§ **DO THIS**
Copy out the entries below, switching "receptacle" to "bin" wherever it occurs and keeping everything else the same. Leave the pictures out of your answer.

-- start of RECORDED INFORMATION --

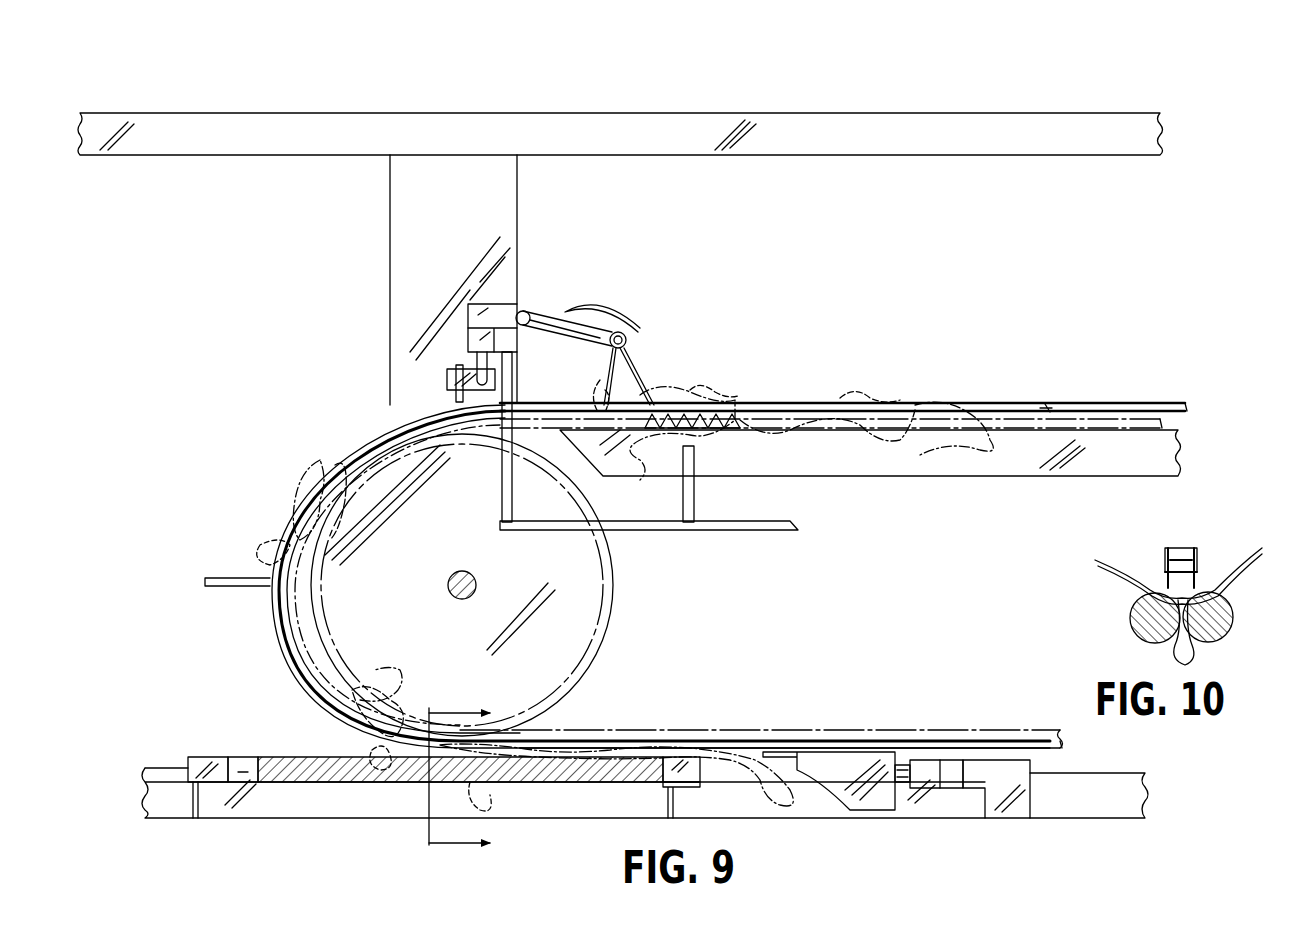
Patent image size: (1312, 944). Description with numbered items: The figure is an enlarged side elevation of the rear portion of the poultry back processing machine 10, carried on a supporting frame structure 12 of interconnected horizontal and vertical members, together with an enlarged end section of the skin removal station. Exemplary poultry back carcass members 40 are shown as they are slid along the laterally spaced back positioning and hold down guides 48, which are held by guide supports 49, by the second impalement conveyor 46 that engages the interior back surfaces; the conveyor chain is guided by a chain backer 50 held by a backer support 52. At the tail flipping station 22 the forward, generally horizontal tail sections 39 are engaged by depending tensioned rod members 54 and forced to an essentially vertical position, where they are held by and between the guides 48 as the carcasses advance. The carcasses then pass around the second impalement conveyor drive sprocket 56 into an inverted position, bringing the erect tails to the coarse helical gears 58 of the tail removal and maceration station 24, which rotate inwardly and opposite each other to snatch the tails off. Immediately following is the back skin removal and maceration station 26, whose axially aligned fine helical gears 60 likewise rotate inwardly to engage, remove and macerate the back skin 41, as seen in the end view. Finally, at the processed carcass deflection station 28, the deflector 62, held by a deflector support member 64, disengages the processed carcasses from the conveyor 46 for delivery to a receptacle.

In FIG. 9, the supporting frame structure 12 is at (813, 68).
In FIG. 9, the tail flipping station 22 is at (650, 280).
In FIG. 9, the guide supports 49 is at (468, 340).
In FIG. 9, the depending tensioned rod members 54 is at (630, 350).
In FIG. 9, the tail sections 39 is at (607, 378).
In FIG. 9, the poultry back carcass members 40 is at (780, 400).
In FIG. 10, the poultry back carcass members 40 is at (1262, 551).
In FIG. 9, the second impalement conveyor 46 is at (735, 410).
In FIG. 10, the second impalement conveyor 46 is at (1188, 555).
In FIG. 9, the back positioning and hold down guides 48 is at (1120, 402).
In FIG. 9, the chain backer 50 is at (893, 478).
In FIG. 9, the backer support 52 is at (752, 531).
In FIG. 9, the second impalement conveyor drive sprocket 56 is at (620, 593).
In FIG. 9, the poultry back processing machine 10 is at (444, 775).
In FIG. 9, the back skin removal and maceration station 26 is at (596, 712).
In FIG. 9, the processed carcass deflection station 28 is at (797, 715).
In FIG. 9, the deflector support member 64 is at (1040, 762).
In FIG. 9, the deflector 62 is at (873, 810).
In FIG. 9, the fine helical gears 60 is at (605, 783).
In FIG. 10, the fine helical gears 60 is at (1128, 613).
In FIG. 9, the coarse helical gears 58 is at (400, 782).
In FIG. 9, the back skin 41 is at (490, 810).
In FIG. 10, the back skin 41 is at (1200, 663).
In FIG. 9, the tail removal and maceration station 24 is at (352, 828).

-- end of RECORDED INFORMATION --

§ **SOLUTION BELOW**
Patent image size: (1312, 944). Description with numbered items: The figure is an enlarged side elevation of the rear portion of the poultry back processing machine 10, carried on a supporting frame structure 12 of interconnected horizontal and vertical members, together with an enlarged end section of the skin removal station. Exemplary poultry back carcass members 40 are shown as they are slid along the laterally spaced back positioning and hold down guides 48, which are held by guide supports 49, by the second impalement conveyor 46 that engages the interior back surfaces; the conveyor chain is guided by a chain backer 50 held by a backer support 52. At the tail flipping station 22 the forward, generally horizontal tail sections 39 are engaged by depending tensioned rod members 54 and forced to an essentially vertical position, where they are held by and between the guides 48 as the carcasses advance. The carcasses then pass around the second impalement conveyor drive sprocket 56 into an inverted position, bringing the erect tails to the coarse helical gears 58 of the tail removal and maceration station 24, which rotate inwardly and opposite each other to snatch the tails off. Immediately following is the back skin removal and maceration station 26, whose axially aligned fine helical gears 60 likewise rotate inwardly to engage, remove and macerate the back skin 41, as seen in the end view. Finally, at the processed carcass deflection station 28, the deflector 62, held by a deflector support member 64, disengages the processed carcasses from the conveyor 46 for delivery to a bin.

In FIG. 9, the supporting frame structure 12 is at (813, 68).
In FIG. 9, the tail flipping station 22 is at (650, 280).
In FIG. 9, the guide supports 49 is at (468, 340).
In FIG. 9, the depending tensioned rod members 54 is at (630, 350).
In FIG. 9, the tail sections 39 is at (607, 378).
In FIG. 9, the poultry back carcass members 40 is at (780, 400).
In FIG. 10, the poultry back carcass members 40 is at (1262, 551).
In FIG. 9, the second impalement conveyor 46 is at (735, 410).
In FIG. 10, the second impalement conveyor 46 is at (1188, 555).
In FIG. 9, the back positioning and hold down guides 48 is at (1120, 402).
In FIG. 9, the chain backer 50 is at (893, 478).
In FIG. 9, the backer support 52 is at (752, 531).
In FIG. 9, the second impalement conveyor drive sprocket 56 is at (620, 593).
In FIG. 9, the poultry back processing machine 10 is at (444, 775).
In FIG. 9, the back skin removal and maceration station 26 is at (596, 712).
In FIG. 9, the processed carcass deflection station 28 is at (797, 715).
In FIG. 9, the deflector support member 64 is at (1040, 762).
In FIG. 9, the deflector 62 is at (873, 810).
In FIG. 9, the fine helical gears 60 is at (605, 783).
In FIG. 10, the fine helical gears 60 is at (1128, 613).
In FIG. 9, the coarse helical gears 58 is at (400, 782).
In FIG. 9, the back skin 41 is at (490, 810).
In FIG. 10, the back skin 41 is at (1200, 663).
In FIG. 9, the tail removal and maceration station 24 is at (352, 828).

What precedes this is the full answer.